| ROWS |
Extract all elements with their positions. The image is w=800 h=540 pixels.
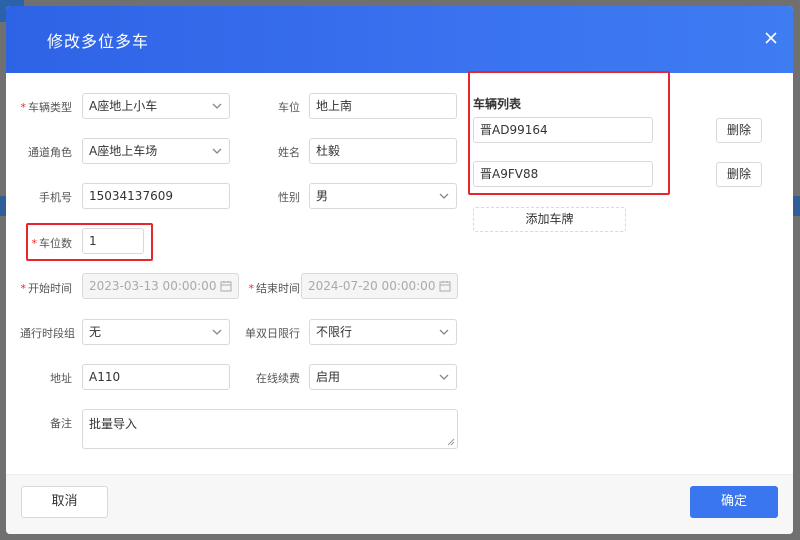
chevron-down-icon bbox=[439, 193, 449, 199]
address-value: A110 bbox=[89, 370, 121, 384]
add-plate-button[interactable]: 添加车牌 bbox=[473, 207, 626, 232]
start-time-value: 2023-03-13 00:00:00 bbox=[89, 279, 217, 293]
calendar-icon bbox=[220, 281, 232, 292]
parking-space-input[interactable]: 地上南 bbox=[309, 93, 457, 119]
phone-input[interactable]: 15034137609 bbox=[82, 183, 230, 209]
plate-value-2: 晋A9FV88 bbox=[480, 167, 539, 181]
pass-period-group-select[interactable]: 无 bbox=[82, 319, 230, 345]
gender-label: 性别 bbox=[278, 191, 300, 204]
address-input[interactable]: A110 bbox=[82, 364, 230, 390]
channel-role-label: 通道角色 bbox=[28, 146, 72, 159]
parking-space-value: 地上南 bbox=[316, 99, 353, 113]
pass-period-group-value: 无 bbox=[89, 325, 102, 339]
background-table-header-right bbox=[792, 196, 800, 216]
address-label: 地址 bbox=[50, 372, 72, 385]
confirm-button[interactable]: 确定 bbox=[690, 486, 778, 518]
name-input[interactable]: 杜毅 bbox=[309, 138, 457, 164]
space-count-value: 1 bbox=[89, 234, 97, 248]
chevron-down-icon bbox=[212, 148, 222, 154]
vehicle-type-value: A座地上小车 bbox=[89, 99, 158, 113]
end-time-value: 2024-07-20 00:00:00 bbox=[308, 279, 436, 293]
remark-textarea[interactable]: 批量导入 bbox=[82, 409, 458, 449]
chevron-down-icon bbox=[212, 103, 222, 109]
gender-select[interactable]: 男 bbox=[309, 183, 457, 209]
delete-plate-button-1[interactable]: 删除 bbox=[716, 118, 762, 143]
phone-value: 15034137609 bbox=[89, 189, 173, 203]
online-renewal-value: 启用 bbox=[316, 370, 341, 384]
parking-space-label: 车位 bbox=[278, 101, 300, 114]
dialog-title: 修改多位多车 bbox=[47, 32, 150, 51]
vehicle-type-label: * 车辆类型 bbox=[20, 101, 73, 114]
gender-value: 男 bbox=[316, 189, 329, 203]
remark-value: 批量导入 bbox=[89, 417, 138, 431]
dialog-footer: 取消 确定 bbox=[6, 474, 793, 534]
pass-period-group-label: 通行时段组 bbox=[20, 327, 75, 340]
odd-even-limit-label: 单双日限行 bbox=[245, 327, 300, 340]
channel-role-select[interactable]: A座地上车场 bbox=[82, 138, 230, 164]
plate-input-2[interactable]: 晋A9FV88 bbox=[473, 161, 653, 187]
vehicle-list-title: 车辆列表 bbox=[473, 97, 522, 111]
start-time-label: * 开始时间 bbox=[20, 282, 73, 295]
online-renewal-label: 在线续费 bbox=[256, 372, 300, 385]
cancel-button[interactable]: 取消 bbox=[21, 486, 108, 518]
name-label: 姓名 bbox=[278, 146, 300, 159]
end-time-label: * 结束时间 bbox=[248, 282, 301, 295]
dialog-header: 修改多位多车 bbox=[6, 6, 793, 73]
space-count-label: * 车位数 bbox=[31, 237, 73, 250]
start-time-input[interactable]: 2023-03-13 00:00:00 bbox=[82, 273, 239, 299]
close-icon bbox=[765, 32, 777, 44]
calendar-icon bbox=[439, 281, 451, 292]
vehicle-type-select[interactable]: A座地上小车 bbox=[82, 93, 230, 119]
remark-label: 备注 bbox=[50, 417, 72, 430]
plate-value-1: 晋AD99164 bbox=[480, 123, 548, 137]
odd-even-limit-select[interactable]: 不限行 bbox=[309, 319, 457, 345]
chevron-down-icon bbox=[212, 329, 222, 335]
name-value: 杜毅 bbox=[316, 144, 341, 158]
phone-label: 手机号 bbox=[39, 191, 72, 204]
channel-role-value: A座地上车场 bbox=[89, 144, 158, 158]
space-count-input[interactable]: 1 bbox=[82, 228, 144, 254]
chevron-down-icon bbox=[439, 374, 449, 380]
odd-even-limit-value: 不限行 bbox=[316, 325, 353, 339]
resize-handle-icon bbox=[447, 438, 455, 446]
online-renewal-select[interactable]: 启用 bbox=[309, 364, 457, 390]
edit-dialog: 修改多位多车 * 车辆类型 A座地上小车 车位 地上南 通道角色 A座地上车场 姓… bbox=[6, 6, 793, 534]
close-button[interactable] bbox=[761, 28, 781, 48]
end-time-input[interactable]: 2024-07-20 00:00:00 bbox=[301, 273, 458, 299]
delete-plate-button-2[interactable]: 删除 bbox=[716, 162, 762, 187]
dialog-body: * 车辆类型 A座地上小车 车位 地上南 通道角色 A座地上车场 姓名 杜毅 手机… bbox=[6, 71, 793, 473]
plate-input-1[interactable]: 晋AD99164 bbox=[473, 117, 653, 143]
chevron-down-icon bbox=[439, 329, 449, 335]
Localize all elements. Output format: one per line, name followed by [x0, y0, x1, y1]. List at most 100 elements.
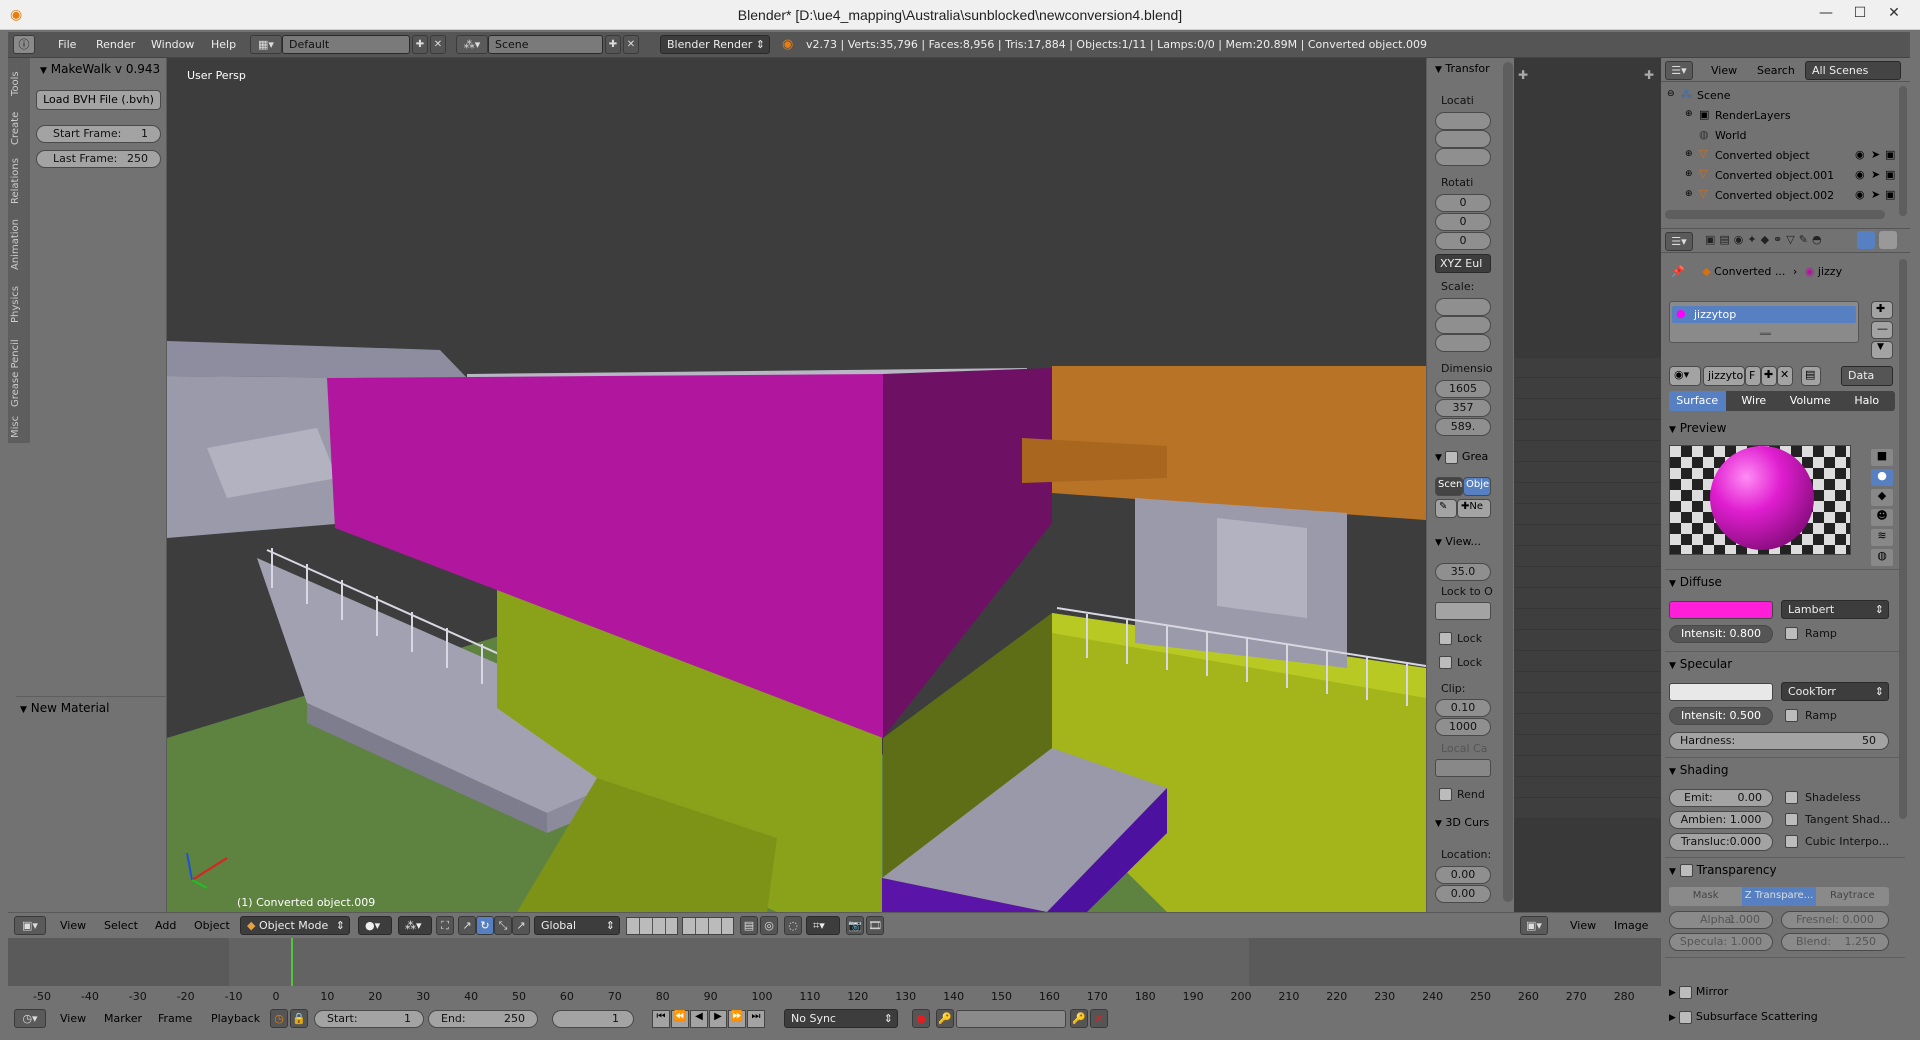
- preview-flat-icon[interactable]: ■: [1871, 449, 1893, 466]
- image-editor[interactable]: ✚ ✚: [1514, 58, 1661, 912]
- material-slot-active[interactable]: ● jizzytop: [1672, 306, 1856, 323]
- opengl-anim-icon[interactable]: 🎞: [866, 916, 884, 935]
- outliner-item-scene[interactable]: ⊖ ⁂ Scene: [1661, 86, 1897, 106]
- cubic-interpolation-checkbox[interactable]: [1785, 835, 1798, 848]
- menu-object[interactable]: Object: [194, 919, 230, 932]
- load-bvh-button[interactable]: Load BVH File (.bvh): [36, 90, 161, 110]
- current-frame-field[interactable]: 1: [552, 1010, 634, 1028]
- preview-panel-header[interactable]: ▼ Preview: [1669, 421, 1726, 435]
- 3d-cursor-panel-header[interactable]: ▼ 3D Curs: [1435, 816, 1489, 829]
- clip-end-field[interactable]: 1000: [1435, 718, 1491, 736]
- render-border-checkbox[interactable]: [1439, 788, 1452, 801]
- rotation-x-field[interactable]: 0: [1435, 194, 1491, 212]
- tab-tools[interactable]: Tools: [10, 66, 28, 102]
- transform-panel-header[interactable]: ▼ Transfor: [1435, 62, 1490, 75]
- delete-keyframe-icon[interactable]: ✕: [1090, 1009, 1108, 1028]
- scene-icon[interactable]: ⁂▾: [456, 35, 488, 54]
- layer-buttons-1[interactable]: [626, 917, 678, 935]
- blend-field[interactable]: Blend: 1.250: [1781, 933, 1889, 951]
- image-editor-type-icon[interactable]: ▣▾: [1520, 916, 1548, 935]
- orientation-select[interactable]: Global ⇕: [534, 916, 620, 935]
- diffuse-ramp-checkbox[interactable]: [1785, 627, 1798, 640]
- image-menu-view[interactable]: View: [1570, 919, 1596, 932]
- tab-volume[interactable]: Volume: [1782, 391, 1839, 411]
- preview-sphere-icon[interactable]: ●: [1871, 469, 1893, 486]
- browse-material-icon[interactable]: ◉▾: [1669, 366, 1701, 386]
- shadeless-checkbox[interactable]: [1785, 791, 1798, 804]
- outliner-item-converted-object-001[interactable]: ⊕ ▽ Converted object.001 ◉ ➤ ▣: [1661, 166, 1897, 186]
- tab-animation[interactable]: Animation: [10, 214, 28, 276]
- manipulator-extra-icon[interactable]: ↗: [512, 916, 530, 935]
- shading-panel-header[interactable]: ▼ Shading: [1669, 763, 1729, 777]
- tab-relations[interactable]: Relations: [10, 154, 28, 208]
- outliner-filter-select[interactable]: All Scenes: [1805, 61, 1901, 80]
- specular-intensity-field[interactable]: Intensit: 0.500: [1669, 707, 1773, 725]
- outliner-menu-search[interactable]: Search: [1757, 64, 1795, 77]
- minimize-icon[interactable]: —: [1812, 2, 1840, 26]
- tab-z-transparency[interactable]: Z Transpare...: [1742, 887, 1816, 906]
- new-material-icon[interactable]: ✚: [1761, 366, 1777, 386]
- lock-object-field[interactable]: [1435, 602, 1491, 620]
- specular-panel-header[interactable]: ▼ Specular: [1669, 657, 1732, 671]
- material-slot-list[interactable]: ● jizzytop ══: [1669, 301, 1859, 343]
- scene-field[interactable]: Scene: [488, 35, 603, 54]
- menu-file[interactable]: File: [58, 38, 76, 51]
- outliner-vscrollbar[interactable]: [1899, 86, 1907, 216]
- outliner-editor-icon[interactable]: ☰▾: [1665, 61, 1693, 80]
- tangent-shading-checkbox[interactable]: [1785, 813, 1798, 826]
- menu-help[interactable]: Help: [211, 38, 236, 51]
- timeline-menu-frame[interactable]: Frame: [158, 1012, 192, 1025]
- menu-add[interactable]: Add: [155, 919, 176, 932]
- mirror-checkbox[interactable]: [1679, 985, 1693, 999]
- menu-render[interactable]: Render: [96, 38, 135, 51]
- scene-button[interactable]: Scen: [1435, 477, 1463, 496]
- area-split-icon[interactable]: ✚: [1518, 68, 1528, 82]
- timeline-menu-view[interactable]: View: [60, 1012, 86, 1025]
- operator-panel-header[interactable]: ▼ New Material: [20, 701, 110, 715]
- material-name-field[interactable]: jizzyto: [1703, 366, 1745, 386]
- object-button[interactable]: Obje: [1463, 477, 1491, 496]
- alpha-field[interactable]: Alpha: 1.000: [1669, 911, 1773, 929]
- grease-checkbox[interactable]: [1445, 450, 1459, 464]
- shading-select[interactable]: ●▾: [358, 916, 392, 935]
- outliner-item-converted-object-002[interactable]: ⊕ ▽ Converted object.002 ◉ ➤ ▣: [1661, 186, 1897, 206]
- makewalk-panel-header[interactable]: ▼ MakeWalk v 0.943: [40, 62, 160, 76]
- clip-start-field[interactable]: 0.10: [1435, 699, 1491, 717]
- mirror-panel-header[interactable]: ▶ Mirror: [1669, 985, 1728, 999]
- add-slot-icon[interactable]: ✚: [1871, 301, 1893, 319]
- properties-editor-icon[interactable]: ☰▾: [1665, 232, 1693, 251]
- rotation-z-field[interactable]: 0: [1435, 232, 1491, 250]
- outliner-item-renderlayers[interactable]: ⊕ ▣ RenderLayers: [1661, 106, 1897, 126]
- info-editor-type-icon[interactable]: ⓘ: [13, 35, 35, 54]
- pencil-icon[interactable]: ✎: [1435, 499, 1457, 518]
- view-panel-header[interactable]: ▼ View...: [1435, 535, 1481, 548]
- outliner-item-converted-object[interactable]: ⊕ ▽ Converted object ◉ ➤ ▣: [1661, 146, 1897, 166]
- menu-view[interactable]: View: [60, 919, 86, 932]
- scale-z-field[interactable]: [1435, 334, 1491, 352]
- tab-surface[interactable]: Surface: [1669, 391, 1726, 411]
- start-field[interactable]: Start: 1: [314, 1010, 424, 1028]
- expand-icon[interactable]: ⊕: [1685, 149, 1693, 159]
- render-engine-select[interactable]: Blender Render ⇕: [660, 35, 770, 54]
- close-icon[interactable]: ✕: [1880, 2, 1908, 26]
- remove-scene-icon[interactable]: ✕: [623, 35, 639, 54]
- local-camera-field[interactable]: [1435, 759, 1491, 777]
- rotation-mode-select[interactable]: XYZ Eul: [1435, 254, 1491, 273]
- layout-grid-icon[interactable]: ▦▾: [250, 35, 282, 54]
- location-x-field[interactable]: [1435, 112, 1491, 130]
- sss-panel-header[interactable]: ▶ Subsurface Scattering: [1669, 1010, 1818, 1024]
- preview-monkey-icon[interactable]: ☻: [1871, 509, 1893, 526]
- render-camera-icon[interactable]: ▣: [1885, 188, 1895, 201]
- play-reverse-icon[interactable]: ◀: [690, 1010, 708, 1028]
- maximize-icon[interactable]: ☐: [1846, 2, 1874, 26]
- mode-select[interactable]: ◆ Object Mode ⇕: [240, 916, 350, 935]
- end-field[interactable]: End: 250: [428, 1010, 538, 1028]
- properties-scrollbar[interactable]: [1899, 259, 1907, 819]
- translate-manipulator-icon[interactable]: ↗: [458, 916, 476, 935]
- proportional-edit-icon[interactable]: ◎: [760, 916, 778, 935]
- dimension-z-field[interactable]: 589.: [1435, 418, 1491, 436]
- rotation-y-field[interactable]: 0: [1435, 213, 1491, 231]
- scale-manipulator-icon[interactable]: ⤡: [494, 916, 512, 935]
- unlink-material-icon[interactable]: ✕: [1777, 366, 1793, 386]
- transparency-checkbox[interactable]: [1679, 864, 1693, 877]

| YOUR GOAL |
Transcribe the records between the lines holding "chevron-down-icon bbox=[439, 193, 449, 199]" and "vehicle-type-label: * 车辆类型", inclusive, keeping each line exactly as it appears.

| ANSWER TO THIS PROBLEM |
chevron-down-icon bbox=[439, 193, 449, 199]
address-value: A110 bbox=[89, 370, 121, 384]
add-plate-button[interactable]: 添加车牌 bbox=[473, 207, 626, 232]
start-time-value: 2023-03-13 00:00:00 bbox=[89, 279, 217, 293]
calendar-icon bbox=[220, 281, 232, 292]
parking-space-input[interactable]: 地上南 bbox=[309, 93, 457, 119]
phone-input[interactable]: 15034137609 bbox=[82, 183, 230, 209]
plate-value-2: 晋A9FV88 bbox=[480, 167, 539, 181]
pass-period-group-select[interactable]: 无 bbox=[82, 319, 230, 345]
gender-label: 性别 bbox=[278, 191, 300, 204]
address-input[interactable]: A110 bbox=[82, 364, 230, 390]
channel-role-label: 通道角色 bbox=[28, 146, 72, 159]
parking-space-value: 地上南 bbox=[316, 99, 353, 113]
pass-period-group-value: 无 bbox=[89, 325, 102, 339]
background-table-header-right bbox=[792, 196, 800, 216]
address-label: 地址 bbox=[50, 372, 72, 385]
confirm-button[interactable]: 确定 bbox=[690, 486, 778, 518]
name-input[interactable]: 杜毅 bbox=[309, 138, 457, 164]
space-count-value: 1 bbox=[89, 234, 97, 248]
chevron-down-icon bbox=[212, 148, 222, 154]
vehicle-type-value: A座地上小车 bbox=[89, 99, 158, 113]
end-time-value: 2024-07-20 00:00:00 bbox=[308, 279, 436, 293]
remark-textarea[interactable]: 批量导入 bbox=[82, 409, 458, 449]
chevron-down-icon bbox=[212, 103, 222, 109]
gender-select[interactable]: 男 bbox=[309, 183, 457, 209]
delete-plate-button-1[interactable]: 删除 bbox=[716, 118, 762, 143]
phone-value: 15034137609 bbox=[89, 189, 173, 203]
online-renewal-value: 启用 bbox=[316, 370, 341, 384]
parking-space-label: 车位 bbox=[278, 101, 300, 114]
dialog-title: 修改多位多车 bbox=[47, 32, 150, 51]
vehicle-type-label: * 车辆类型 bbox=[20, 101, 73, 114]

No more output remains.